* What the task asks
Say how many lines contain the string "about". Give no other output.

--- Data shown ---

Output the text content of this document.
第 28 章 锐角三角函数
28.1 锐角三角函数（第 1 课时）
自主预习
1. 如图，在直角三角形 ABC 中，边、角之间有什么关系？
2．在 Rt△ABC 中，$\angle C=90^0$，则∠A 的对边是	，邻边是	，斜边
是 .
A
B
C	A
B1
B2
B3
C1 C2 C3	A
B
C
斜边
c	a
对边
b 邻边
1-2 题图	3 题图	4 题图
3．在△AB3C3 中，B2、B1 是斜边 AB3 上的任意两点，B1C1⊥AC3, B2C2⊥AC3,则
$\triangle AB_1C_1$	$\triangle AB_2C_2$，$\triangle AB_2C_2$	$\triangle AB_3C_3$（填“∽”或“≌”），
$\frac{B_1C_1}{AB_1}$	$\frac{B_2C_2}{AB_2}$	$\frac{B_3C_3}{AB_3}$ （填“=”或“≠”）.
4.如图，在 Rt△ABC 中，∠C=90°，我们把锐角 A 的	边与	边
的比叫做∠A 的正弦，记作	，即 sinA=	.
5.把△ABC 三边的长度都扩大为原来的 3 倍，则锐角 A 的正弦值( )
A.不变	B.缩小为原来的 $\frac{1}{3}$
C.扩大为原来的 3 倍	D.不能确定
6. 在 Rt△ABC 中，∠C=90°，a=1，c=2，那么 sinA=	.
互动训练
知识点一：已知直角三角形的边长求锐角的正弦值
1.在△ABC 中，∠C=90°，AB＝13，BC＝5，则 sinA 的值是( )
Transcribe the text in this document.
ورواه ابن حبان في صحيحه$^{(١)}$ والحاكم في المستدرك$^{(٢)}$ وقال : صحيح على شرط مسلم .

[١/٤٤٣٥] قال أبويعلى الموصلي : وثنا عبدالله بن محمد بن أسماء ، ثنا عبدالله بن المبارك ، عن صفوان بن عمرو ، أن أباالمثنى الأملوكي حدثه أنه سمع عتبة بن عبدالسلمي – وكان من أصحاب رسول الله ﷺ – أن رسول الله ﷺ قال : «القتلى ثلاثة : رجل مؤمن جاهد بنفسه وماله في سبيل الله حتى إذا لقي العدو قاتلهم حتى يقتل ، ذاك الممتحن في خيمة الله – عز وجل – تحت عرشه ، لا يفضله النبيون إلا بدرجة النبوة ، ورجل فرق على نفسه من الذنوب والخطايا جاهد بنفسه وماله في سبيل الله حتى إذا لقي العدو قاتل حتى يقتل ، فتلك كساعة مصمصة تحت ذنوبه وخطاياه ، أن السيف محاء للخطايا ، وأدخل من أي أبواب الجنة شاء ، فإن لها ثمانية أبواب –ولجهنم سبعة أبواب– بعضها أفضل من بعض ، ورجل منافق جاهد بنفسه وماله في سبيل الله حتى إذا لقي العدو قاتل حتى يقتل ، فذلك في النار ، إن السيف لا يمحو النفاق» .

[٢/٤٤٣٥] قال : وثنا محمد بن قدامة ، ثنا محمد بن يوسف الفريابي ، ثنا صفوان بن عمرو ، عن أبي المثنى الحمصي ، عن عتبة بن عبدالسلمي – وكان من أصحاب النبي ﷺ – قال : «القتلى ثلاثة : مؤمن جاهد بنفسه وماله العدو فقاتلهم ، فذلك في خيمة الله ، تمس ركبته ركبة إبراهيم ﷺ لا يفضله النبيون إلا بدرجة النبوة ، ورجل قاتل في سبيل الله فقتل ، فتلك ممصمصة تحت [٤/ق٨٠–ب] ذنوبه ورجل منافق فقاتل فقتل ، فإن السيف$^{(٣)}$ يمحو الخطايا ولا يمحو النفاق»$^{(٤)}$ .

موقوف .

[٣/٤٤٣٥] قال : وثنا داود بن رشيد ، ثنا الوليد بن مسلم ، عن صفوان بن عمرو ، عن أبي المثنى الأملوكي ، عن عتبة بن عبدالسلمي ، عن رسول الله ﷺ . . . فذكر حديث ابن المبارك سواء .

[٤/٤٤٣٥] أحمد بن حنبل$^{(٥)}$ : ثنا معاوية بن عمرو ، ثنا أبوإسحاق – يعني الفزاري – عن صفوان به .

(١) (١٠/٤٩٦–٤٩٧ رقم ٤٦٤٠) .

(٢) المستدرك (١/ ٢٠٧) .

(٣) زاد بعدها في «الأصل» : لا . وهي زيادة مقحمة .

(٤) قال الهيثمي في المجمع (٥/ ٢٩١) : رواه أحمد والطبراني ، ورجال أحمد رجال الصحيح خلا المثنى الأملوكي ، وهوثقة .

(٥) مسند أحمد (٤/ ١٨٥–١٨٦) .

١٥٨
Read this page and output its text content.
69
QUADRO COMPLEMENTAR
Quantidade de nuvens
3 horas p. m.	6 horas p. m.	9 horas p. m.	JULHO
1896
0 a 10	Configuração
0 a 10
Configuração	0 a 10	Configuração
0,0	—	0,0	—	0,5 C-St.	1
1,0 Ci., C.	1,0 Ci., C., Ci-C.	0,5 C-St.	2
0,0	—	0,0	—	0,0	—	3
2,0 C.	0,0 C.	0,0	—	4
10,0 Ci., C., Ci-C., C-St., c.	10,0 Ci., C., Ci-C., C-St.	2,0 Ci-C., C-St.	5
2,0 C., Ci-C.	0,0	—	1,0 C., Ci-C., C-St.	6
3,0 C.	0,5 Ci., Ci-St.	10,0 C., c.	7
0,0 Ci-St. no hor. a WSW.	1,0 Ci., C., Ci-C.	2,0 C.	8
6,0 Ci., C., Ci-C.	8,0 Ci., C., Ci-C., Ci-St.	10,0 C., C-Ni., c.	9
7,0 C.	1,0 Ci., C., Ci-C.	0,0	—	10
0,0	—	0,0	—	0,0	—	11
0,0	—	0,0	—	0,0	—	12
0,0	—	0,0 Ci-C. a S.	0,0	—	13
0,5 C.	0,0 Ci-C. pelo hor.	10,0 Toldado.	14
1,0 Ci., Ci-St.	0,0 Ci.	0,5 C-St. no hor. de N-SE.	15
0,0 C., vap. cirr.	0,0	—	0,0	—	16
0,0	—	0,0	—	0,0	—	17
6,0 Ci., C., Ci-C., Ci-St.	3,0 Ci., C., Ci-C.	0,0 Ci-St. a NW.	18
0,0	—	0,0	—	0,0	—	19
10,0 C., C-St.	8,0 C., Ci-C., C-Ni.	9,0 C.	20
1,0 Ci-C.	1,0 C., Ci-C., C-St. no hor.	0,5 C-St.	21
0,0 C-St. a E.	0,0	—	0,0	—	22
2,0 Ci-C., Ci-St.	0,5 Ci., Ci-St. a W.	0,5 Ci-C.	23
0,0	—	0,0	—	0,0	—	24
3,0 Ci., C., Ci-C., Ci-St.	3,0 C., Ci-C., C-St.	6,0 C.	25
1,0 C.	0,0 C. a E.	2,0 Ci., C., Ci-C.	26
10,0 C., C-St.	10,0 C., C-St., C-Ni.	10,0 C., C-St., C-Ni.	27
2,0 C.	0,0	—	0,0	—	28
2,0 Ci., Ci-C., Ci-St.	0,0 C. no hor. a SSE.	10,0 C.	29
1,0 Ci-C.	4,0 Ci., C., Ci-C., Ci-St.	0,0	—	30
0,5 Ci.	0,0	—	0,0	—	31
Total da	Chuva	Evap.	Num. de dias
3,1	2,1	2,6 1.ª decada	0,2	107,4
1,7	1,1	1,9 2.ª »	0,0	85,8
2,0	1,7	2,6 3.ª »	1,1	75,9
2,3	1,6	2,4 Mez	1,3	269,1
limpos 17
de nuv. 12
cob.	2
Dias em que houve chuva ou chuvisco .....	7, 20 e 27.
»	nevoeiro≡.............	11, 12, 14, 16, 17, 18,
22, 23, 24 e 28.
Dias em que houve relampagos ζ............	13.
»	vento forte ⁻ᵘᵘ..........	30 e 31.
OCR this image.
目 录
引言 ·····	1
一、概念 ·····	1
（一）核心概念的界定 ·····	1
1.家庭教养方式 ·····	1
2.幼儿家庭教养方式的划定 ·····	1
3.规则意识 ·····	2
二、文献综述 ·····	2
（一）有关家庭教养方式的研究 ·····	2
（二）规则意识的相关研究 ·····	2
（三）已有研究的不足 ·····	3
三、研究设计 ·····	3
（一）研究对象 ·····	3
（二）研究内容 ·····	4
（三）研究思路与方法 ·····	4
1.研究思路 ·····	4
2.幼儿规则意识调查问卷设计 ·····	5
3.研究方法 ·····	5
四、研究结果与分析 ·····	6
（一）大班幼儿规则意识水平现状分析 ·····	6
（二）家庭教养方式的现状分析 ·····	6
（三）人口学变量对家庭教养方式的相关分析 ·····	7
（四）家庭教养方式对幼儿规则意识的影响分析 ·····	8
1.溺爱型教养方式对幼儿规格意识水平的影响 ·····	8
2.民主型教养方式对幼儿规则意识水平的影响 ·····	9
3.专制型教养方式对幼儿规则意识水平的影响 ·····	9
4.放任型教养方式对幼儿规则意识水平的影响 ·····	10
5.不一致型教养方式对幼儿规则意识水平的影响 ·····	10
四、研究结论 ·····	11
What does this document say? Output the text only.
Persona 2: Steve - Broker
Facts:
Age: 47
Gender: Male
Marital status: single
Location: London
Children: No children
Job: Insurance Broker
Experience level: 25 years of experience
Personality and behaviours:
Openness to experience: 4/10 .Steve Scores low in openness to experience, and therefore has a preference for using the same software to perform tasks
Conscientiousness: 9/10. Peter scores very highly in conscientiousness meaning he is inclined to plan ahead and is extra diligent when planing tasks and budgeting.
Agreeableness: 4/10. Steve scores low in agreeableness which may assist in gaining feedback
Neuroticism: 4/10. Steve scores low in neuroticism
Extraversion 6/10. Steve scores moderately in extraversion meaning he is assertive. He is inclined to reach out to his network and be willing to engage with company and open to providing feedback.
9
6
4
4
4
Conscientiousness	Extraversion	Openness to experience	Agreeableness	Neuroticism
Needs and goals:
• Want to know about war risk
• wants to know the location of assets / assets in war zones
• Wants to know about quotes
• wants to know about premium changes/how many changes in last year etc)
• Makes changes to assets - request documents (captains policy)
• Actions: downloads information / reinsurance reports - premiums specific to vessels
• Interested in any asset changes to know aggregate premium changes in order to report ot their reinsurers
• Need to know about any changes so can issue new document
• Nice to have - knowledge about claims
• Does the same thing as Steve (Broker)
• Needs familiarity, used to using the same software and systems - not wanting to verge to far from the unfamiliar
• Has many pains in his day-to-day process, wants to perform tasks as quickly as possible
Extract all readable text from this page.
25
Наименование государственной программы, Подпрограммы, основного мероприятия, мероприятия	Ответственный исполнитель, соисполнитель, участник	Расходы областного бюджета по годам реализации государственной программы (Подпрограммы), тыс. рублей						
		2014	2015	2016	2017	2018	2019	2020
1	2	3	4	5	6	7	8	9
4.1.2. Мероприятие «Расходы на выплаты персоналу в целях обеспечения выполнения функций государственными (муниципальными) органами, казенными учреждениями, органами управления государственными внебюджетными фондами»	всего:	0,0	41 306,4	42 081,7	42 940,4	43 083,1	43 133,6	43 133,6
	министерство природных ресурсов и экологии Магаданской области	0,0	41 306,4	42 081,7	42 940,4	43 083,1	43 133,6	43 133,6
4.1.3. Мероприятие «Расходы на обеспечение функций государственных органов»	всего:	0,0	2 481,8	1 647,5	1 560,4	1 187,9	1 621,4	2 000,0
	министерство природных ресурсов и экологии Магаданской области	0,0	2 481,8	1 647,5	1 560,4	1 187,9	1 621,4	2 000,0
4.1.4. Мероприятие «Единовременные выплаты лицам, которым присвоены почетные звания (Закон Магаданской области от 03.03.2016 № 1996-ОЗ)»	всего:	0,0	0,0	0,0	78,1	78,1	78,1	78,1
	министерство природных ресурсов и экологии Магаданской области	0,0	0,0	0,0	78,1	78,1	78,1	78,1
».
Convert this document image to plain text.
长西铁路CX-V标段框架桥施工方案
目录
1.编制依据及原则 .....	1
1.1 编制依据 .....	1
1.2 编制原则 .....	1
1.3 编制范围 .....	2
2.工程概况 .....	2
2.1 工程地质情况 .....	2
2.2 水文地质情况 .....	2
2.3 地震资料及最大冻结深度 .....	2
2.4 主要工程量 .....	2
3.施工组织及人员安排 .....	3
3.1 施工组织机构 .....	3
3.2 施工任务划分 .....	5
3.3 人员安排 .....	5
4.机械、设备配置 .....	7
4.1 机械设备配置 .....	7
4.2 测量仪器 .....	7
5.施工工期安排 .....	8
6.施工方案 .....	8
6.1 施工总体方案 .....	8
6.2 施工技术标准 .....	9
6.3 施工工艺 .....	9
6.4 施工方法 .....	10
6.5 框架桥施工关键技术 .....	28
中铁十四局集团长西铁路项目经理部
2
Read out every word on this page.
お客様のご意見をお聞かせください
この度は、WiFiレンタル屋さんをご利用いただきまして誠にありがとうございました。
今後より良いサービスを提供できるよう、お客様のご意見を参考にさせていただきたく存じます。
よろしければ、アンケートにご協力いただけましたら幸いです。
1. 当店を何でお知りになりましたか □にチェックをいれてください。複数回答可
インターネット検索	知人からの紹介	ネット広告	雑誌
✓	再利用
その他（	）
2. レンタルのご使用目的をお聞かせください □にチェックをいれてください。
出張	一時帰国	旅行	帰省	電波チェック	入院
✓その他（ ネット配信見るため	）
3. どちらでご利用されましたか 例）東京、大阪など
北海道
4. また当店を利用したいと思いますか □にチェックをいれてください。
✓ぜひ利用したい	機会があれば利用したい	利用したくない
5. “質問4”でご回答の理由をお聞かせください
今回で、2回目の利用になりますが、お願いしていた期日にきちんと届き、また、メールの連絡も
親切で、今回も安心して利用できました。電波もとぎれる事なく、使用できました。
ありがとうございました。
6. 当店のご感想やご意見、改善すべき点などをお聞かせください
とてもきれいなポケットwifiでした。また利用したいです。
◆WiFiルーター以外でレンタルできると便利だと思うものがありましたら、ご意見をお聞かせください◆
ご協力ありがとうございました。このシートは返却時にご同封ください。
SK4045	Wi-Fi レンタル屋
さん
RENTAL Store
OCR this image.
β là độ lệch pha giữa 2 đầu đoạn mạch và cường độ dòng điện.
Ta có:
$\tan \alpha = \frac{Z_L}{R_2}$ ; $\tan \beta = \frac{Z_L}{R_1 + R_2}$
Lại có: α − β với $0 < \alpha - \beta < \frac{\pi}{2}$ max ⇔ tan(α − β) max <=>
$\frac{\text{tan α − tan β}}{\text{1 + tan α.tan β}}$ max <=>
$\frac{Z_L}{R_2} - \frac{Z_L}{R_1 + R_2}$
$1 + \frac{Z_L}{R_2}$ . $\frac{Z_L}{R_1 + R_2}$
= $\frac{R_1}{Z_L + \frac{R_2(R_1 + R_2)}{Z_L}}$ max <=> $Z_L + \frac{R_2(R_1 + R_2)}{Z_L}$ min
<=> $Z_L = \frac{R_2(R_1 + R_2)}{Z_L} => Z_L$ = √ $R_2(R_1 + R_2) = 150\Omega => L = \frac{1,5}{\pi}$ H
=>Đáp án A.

---

* Solution to this task
5